§ WORK TO BE COMPLETED
Copy each line of the entries beneath that contains the word "lòng".

Start

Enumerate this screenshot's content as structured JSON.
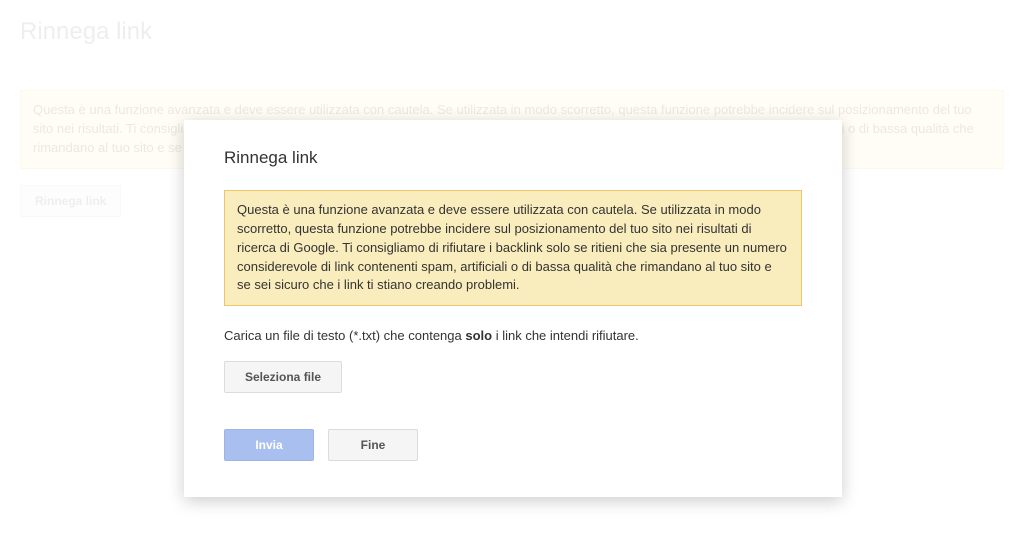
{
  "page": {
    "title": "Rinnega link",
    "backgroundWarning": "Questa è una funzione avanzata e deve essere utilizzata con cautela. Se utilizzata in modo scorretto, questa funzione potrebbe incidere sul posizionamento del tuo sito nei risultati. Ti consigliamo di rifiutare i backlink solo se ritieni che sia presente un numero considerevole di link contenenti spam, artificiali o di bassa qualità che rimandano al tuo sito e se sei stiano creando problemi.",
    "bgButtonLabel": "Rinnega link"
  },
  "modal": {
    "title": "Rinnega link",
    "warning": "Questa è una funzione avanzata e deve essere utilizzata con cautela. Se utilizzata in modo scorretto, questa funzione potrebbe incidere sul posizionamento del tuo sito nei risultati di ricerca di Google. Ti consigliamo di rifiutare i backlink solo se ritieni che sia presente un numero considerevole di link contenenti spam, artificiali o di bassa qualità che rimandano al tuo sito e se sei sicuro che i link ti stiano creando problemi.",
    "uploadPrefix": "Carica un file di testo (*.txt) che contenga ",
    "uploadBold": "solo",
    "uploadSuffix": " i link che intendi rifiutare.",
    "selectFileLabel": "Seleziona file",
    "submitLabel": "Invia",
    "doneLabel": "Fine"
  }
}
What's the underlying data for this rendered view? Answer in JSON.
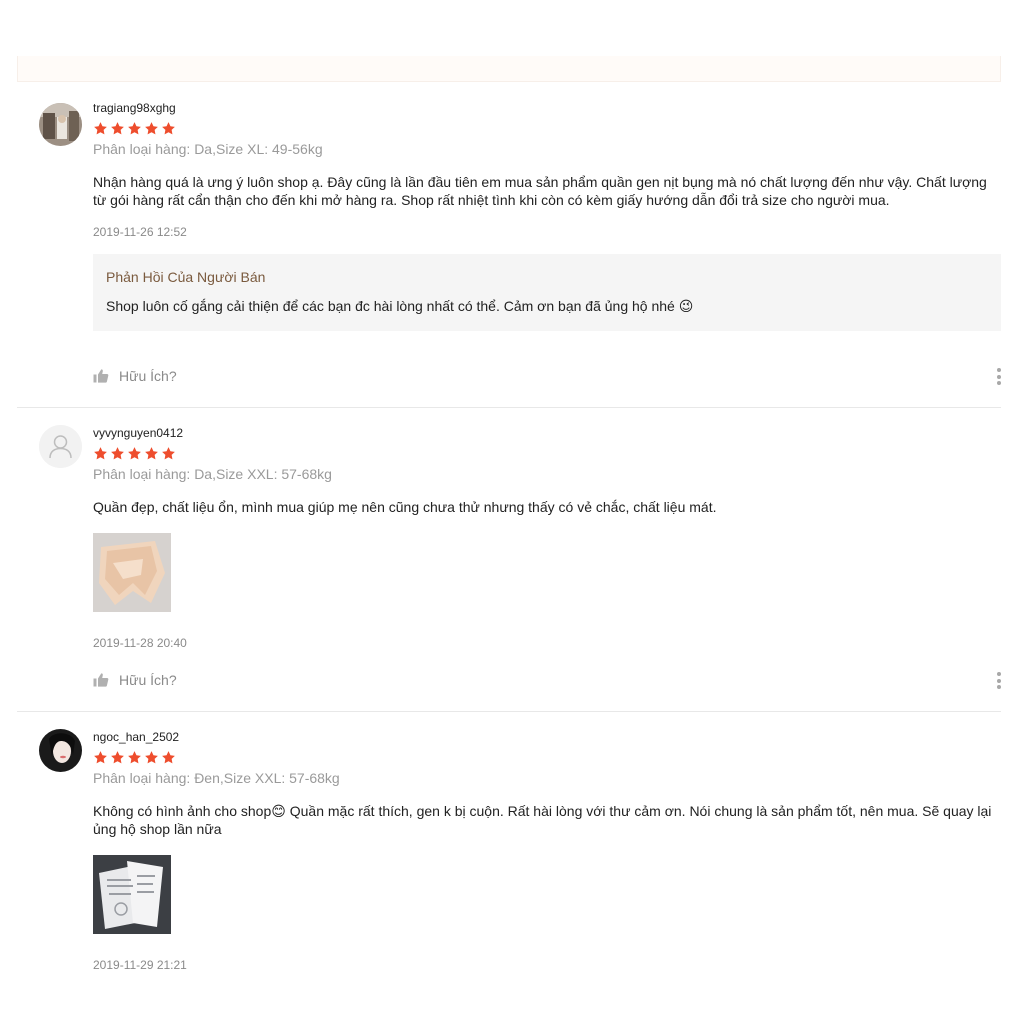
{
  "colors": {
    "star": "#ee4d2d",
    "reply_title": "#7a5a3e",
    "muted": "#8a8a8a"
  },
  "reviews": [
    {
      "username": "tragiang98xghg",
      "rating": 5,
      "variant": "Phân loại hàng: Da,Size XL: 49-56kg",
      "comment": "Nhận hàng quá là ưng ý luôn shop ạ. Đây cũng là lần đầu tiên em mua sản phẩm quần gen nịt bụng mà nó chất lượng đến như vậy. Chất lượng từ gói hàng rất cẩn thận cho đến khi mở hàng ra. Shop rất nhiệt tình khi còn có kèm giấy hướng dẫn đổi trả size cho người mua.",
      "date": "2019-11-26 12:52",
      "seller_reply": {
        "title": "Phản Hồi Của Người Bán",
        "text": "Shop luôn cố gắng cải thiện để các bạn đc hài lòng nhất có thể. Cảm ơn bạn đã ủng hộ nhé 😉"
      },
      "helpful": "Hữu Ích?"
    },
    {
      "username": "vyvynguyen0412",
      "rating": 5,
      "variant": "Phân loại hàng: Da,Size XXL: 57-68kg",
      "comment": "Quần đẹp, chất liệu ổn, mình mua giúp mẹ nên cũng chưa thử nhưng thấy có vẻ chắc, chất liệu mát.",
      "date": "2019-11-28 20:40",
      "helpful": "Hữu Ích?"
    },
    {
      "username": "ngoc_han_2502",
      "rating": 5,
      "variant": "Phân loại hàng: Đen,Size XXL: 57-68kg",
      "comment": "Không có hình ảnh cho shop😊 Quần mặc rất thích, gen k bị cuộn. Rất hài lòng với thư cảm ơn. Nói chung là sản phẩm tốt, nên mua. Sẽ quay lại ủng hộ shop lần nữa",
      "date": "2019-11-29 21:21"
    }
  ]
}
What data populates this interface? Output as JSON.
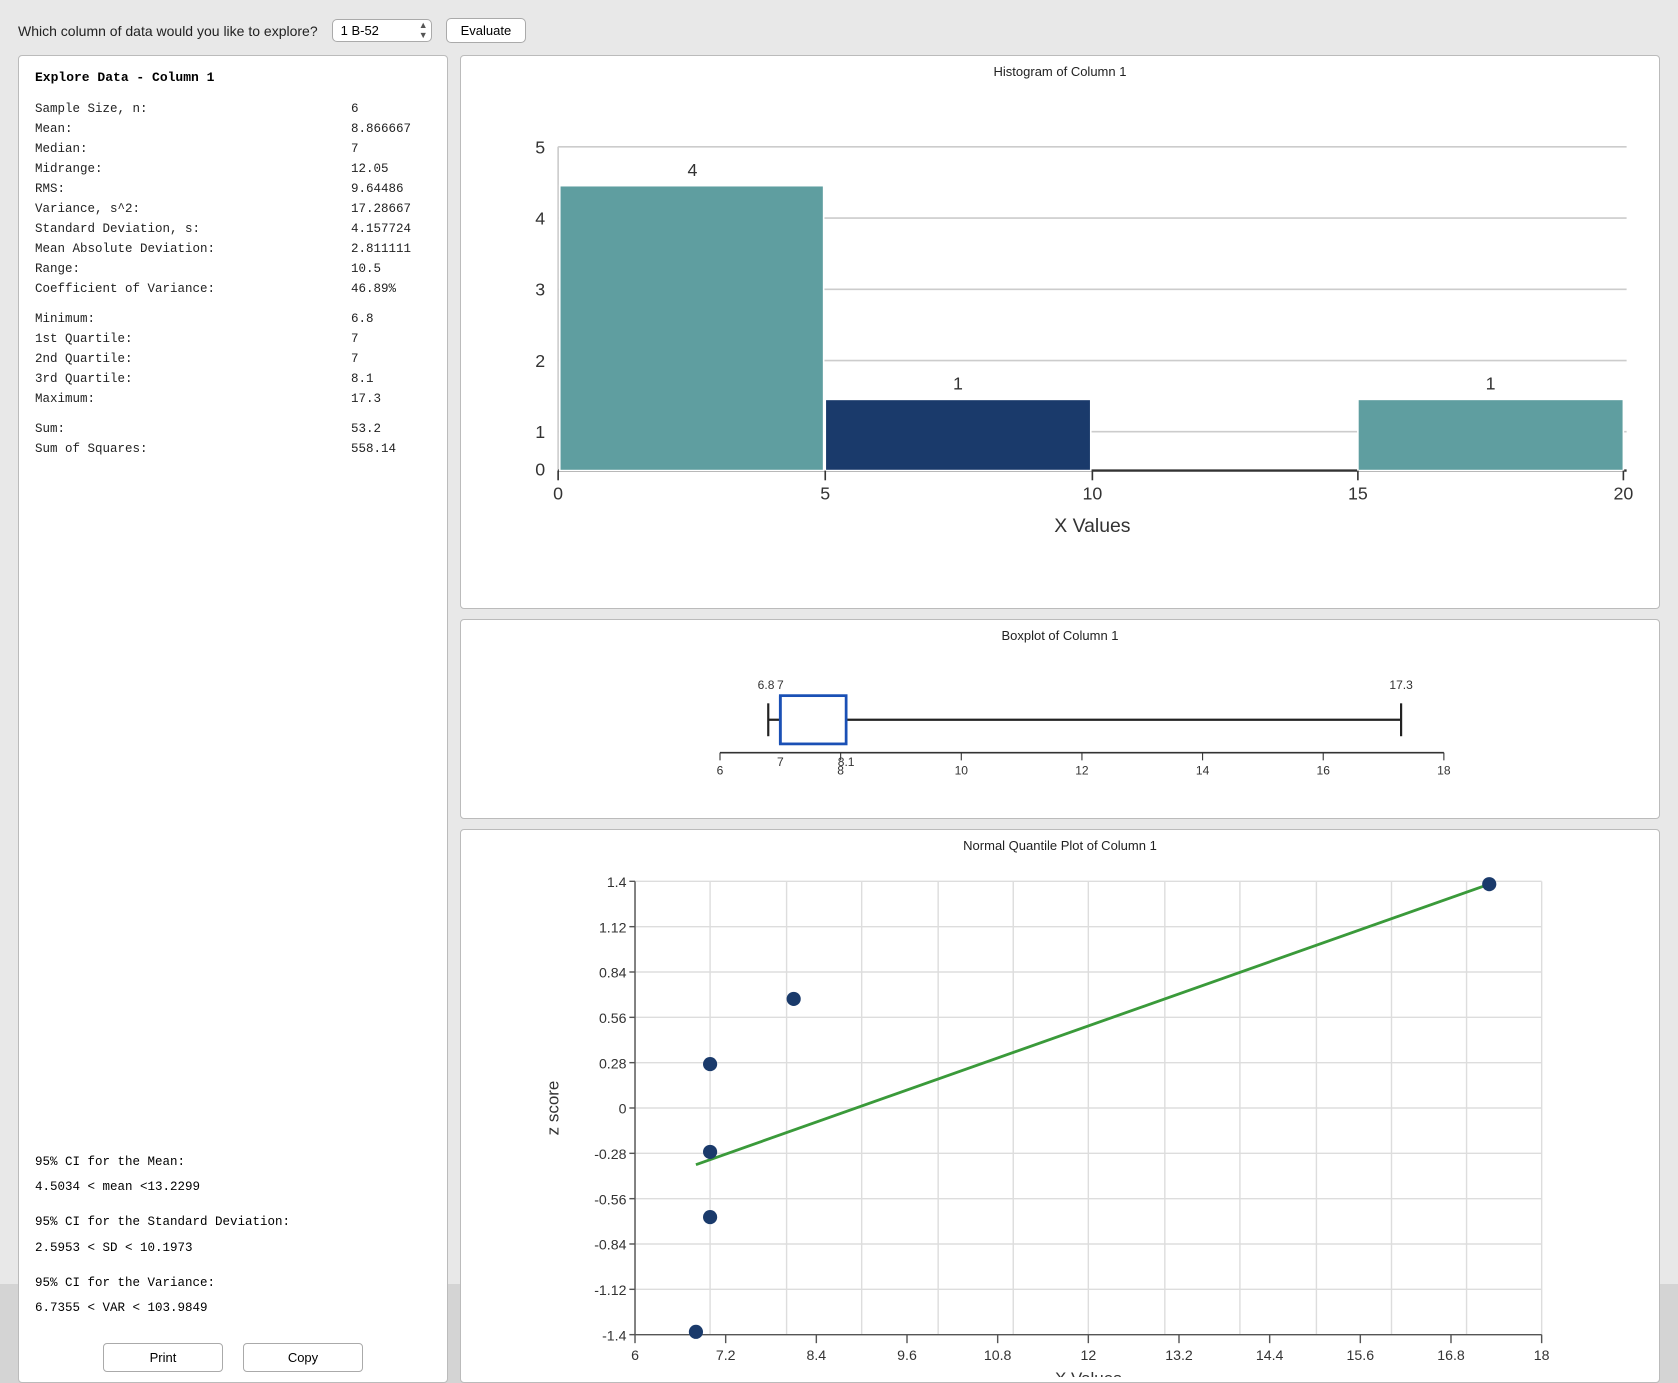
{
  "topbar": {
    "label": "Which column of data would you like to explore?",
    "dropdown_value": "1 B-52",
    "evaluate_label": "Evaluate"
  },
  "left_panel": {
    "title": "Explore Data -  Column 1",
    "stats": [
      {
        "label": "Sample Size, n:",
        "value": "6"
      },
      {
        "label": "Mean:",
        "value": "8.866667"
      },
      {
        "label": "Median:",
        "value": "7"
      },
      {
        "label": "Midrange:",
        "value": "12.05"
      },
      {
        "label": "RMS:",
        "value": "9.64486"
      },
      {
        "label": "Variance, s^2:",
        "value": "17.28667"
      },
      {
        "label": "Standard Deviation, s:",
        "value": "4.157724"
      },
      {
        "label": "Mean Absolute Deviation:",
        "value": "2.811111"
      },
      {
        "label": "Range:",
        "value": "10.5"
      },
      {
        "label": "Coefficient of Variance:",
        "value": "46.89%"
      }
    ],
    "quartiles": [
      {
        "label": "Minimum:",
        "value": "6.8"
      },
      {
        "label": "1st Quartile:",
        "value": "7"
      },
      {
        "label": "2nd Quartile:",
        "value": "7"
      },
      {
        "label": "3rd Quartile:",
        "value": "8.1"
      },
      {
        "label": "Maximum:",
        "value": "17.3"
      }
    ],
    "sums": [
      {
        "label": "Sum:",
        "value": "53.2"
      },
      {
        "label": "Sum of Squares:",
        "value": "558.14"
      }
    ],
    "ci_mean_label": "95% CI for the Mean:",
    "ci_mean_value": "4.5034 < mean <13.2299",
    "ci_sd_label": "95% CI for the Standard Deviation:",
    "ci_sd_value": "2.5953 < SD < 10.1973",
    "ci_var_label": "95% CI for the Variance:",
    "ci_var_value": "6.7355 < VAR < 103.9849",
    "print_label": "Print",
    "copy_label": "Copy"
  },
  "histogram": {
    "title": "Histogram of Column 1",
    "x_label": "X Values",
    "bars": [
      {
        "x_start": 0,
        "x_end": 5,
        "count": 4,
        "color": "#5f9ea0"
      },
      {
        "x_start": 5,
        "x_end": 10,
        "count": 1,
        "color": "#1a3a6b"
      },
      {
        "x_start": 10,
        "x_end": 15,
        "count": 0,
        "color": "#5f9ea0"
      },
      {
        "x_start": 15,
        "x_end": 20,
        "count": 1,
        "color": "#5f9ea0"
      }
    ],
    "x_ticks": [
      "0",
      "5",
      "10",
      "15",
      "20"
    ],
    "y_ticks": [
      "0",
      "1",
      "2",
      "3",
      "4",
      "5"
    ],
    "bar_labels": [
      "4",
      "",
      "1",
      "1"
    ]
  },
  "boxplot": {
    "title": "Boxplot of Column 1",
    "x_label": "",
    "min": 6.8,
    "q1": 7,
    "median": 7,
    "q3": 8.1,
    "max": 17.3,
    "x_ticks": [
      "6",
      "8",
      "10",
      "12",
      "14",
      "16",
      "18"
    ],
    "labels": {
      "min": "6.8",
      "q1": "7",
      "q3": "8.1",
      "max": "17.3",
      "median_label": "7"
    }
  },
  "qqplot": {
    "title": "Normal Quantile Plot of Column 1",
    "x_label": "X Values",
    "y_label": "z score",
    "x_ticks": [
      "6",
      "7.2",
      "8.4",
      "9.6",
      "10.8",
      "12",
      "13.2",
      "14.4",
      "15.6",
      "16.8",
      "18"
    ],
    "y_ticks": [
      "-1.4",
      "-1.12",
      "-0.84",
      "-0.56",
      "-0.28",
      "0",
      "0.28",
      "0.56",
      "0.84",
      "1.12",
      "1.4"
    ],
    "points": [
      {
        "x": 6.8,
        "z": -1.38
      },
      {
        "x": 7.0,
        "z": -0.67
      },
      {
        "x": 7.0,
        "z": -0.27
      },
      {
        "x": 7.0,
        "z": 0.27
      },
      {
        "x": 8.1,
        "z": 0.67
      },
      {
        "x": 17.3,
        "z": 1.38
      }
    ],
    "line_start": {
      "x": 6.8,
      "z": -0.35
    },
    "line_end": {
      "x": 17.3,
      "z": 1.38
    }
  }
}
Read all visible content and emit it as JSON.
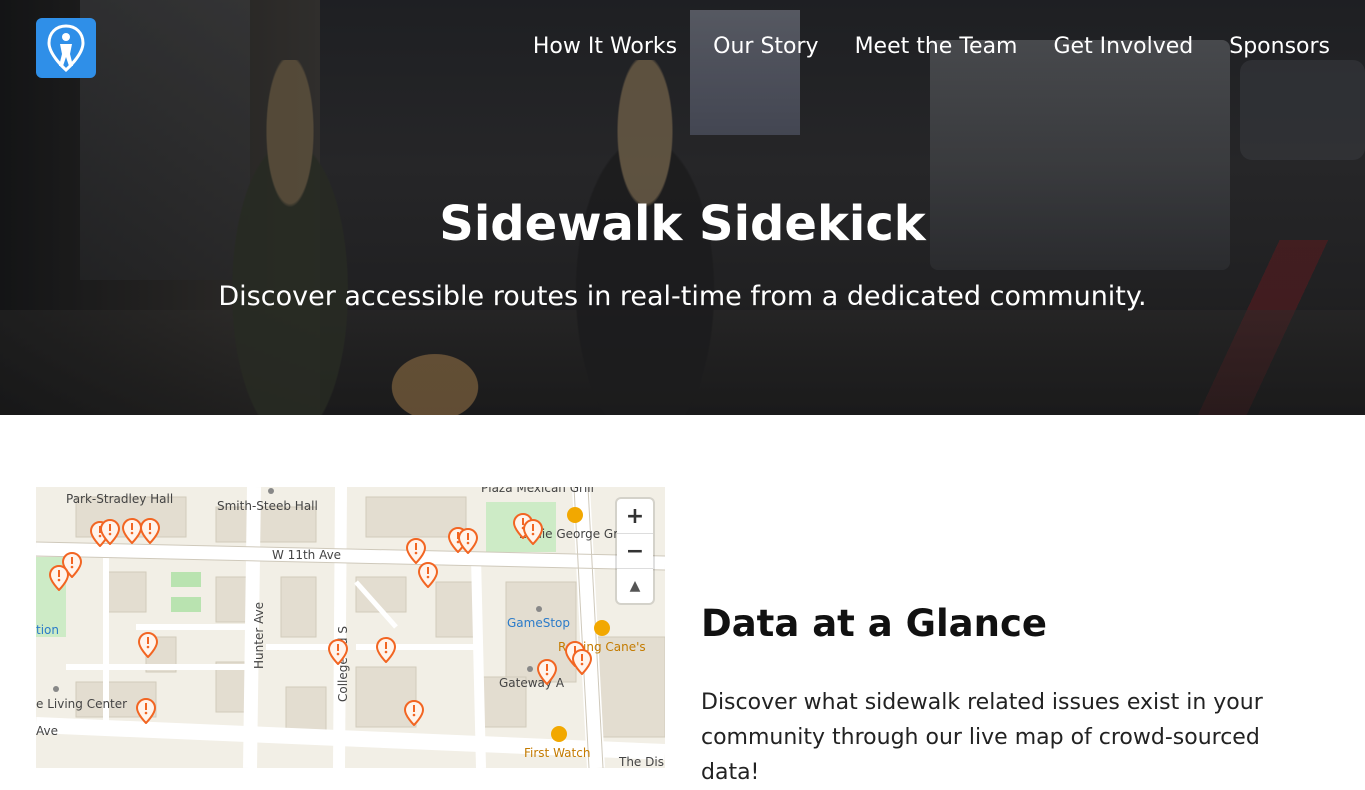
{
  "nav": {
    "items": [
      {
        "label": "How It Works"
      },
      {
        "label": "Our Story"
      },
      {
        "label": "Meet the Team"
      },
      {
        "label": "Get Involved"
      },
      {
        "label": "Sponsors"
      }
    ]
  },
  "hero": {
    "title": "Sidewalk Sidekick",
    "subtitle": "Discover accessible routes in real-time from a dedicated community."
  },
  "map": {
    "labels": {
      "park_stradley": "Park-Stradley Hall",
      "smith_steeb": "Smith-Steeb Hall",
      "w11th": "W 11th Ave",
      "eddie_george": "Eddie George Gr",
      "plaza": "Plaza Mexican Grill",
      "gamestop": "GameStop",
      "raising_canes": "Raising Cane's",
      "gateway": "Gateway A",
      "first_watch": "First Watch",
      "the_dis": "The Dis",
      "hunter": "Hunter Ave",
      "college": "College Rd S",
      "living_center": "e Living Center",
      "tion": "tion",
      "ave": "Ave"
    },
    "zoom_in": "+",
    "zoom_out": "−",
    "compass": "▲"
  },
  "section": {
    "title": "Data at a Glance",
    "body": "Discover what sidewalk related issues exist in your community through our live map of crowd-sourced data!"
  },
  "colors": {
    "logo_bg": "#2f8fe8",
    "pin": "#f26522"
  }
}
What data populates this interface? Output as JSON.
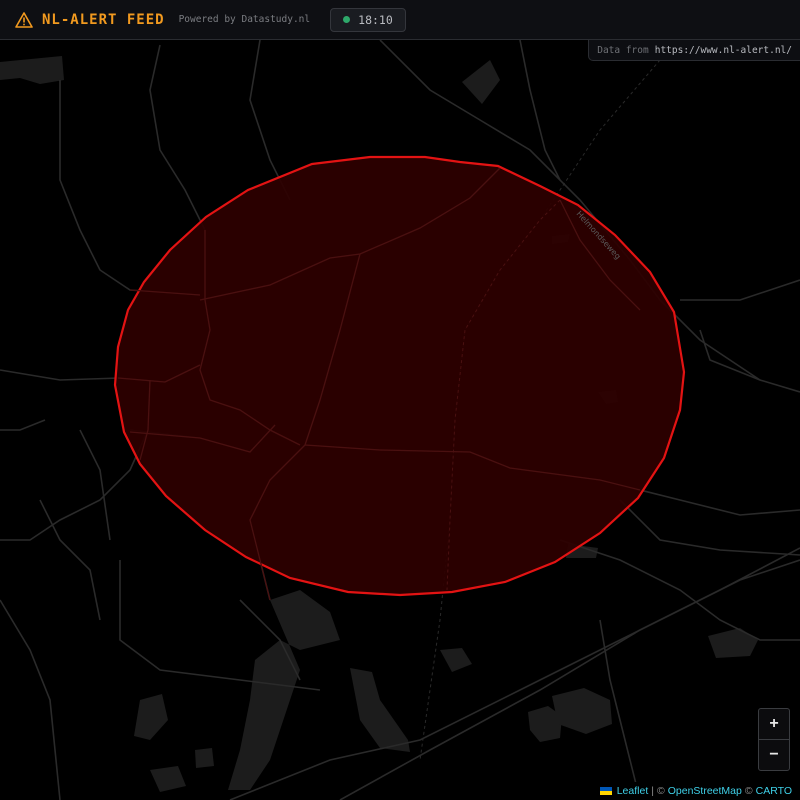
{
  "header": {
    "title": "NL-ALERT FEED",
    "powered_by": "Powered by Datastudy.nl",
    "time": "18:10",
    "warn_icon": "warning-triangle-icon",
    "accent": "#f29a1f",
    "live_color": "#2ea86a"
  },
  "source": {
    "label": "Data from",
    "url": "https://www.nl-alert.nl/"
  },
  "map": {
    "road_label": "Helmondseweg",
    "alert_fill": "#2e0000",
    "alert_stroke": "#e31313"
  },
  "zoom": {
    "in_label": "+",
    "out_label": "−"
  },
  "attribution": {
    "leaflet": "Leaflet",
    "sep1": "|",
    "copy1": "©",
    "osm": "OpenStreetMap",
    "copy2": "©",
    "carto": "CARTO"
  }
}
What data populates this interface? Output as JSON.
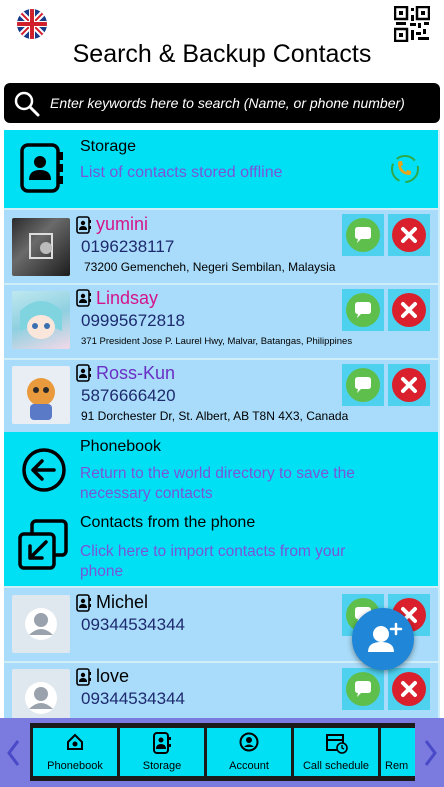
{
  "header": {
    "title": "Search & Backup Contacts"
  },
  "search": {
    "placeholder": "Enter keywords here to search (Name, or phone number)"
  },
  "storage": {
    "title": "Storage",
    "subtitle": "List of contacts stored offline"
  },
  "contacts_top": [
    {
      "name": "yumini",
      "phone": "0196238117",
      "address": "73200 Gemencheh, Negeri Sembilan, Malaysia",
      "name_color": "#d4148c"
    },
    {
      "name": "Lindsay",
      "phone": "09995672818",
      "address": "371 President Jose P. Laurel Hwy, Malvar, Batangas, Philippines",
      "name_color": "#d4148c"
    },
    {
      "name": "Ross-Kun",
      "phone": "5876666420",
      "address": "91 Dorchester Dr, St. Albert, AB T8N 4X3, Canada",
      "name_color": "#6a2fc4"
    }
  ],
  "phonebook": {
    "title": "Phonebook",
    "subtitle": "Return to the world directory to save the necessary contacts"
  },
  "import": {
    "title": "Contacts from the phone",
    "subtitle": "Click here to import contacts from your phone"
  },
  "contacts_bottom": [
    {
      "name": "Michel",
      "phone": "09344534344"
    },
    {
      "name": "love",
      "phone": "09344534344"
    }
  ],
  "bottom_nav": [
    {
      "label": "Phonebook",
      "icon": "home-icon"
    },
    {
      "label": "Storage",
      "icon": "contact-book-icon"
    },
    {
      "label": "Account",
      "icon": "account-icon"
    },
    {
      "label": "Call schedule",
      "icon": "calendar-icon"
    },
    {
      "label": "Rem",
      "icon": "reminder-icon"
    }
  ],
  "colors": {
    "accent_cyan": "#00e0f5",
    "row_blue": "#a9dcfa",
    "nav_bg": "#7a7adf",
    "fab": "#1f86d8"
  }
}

End

§ THE ANSWER
        "text": "Shop luôn cố gắng cải thiện để các bạn đc hài lòng nhất có thể. Cảm ơn bạn đã ủng hộ nhé 😉"
      "comment": "Không có hình ảnh cho shop😊 Quần mặc rất thích, gen k bị cuộn. Rất hài lòng với thư cảm ơn. Nói chung là sản phẩm tốt, nên mua. Sẽ quay lại ủng hộ shop lần nữa",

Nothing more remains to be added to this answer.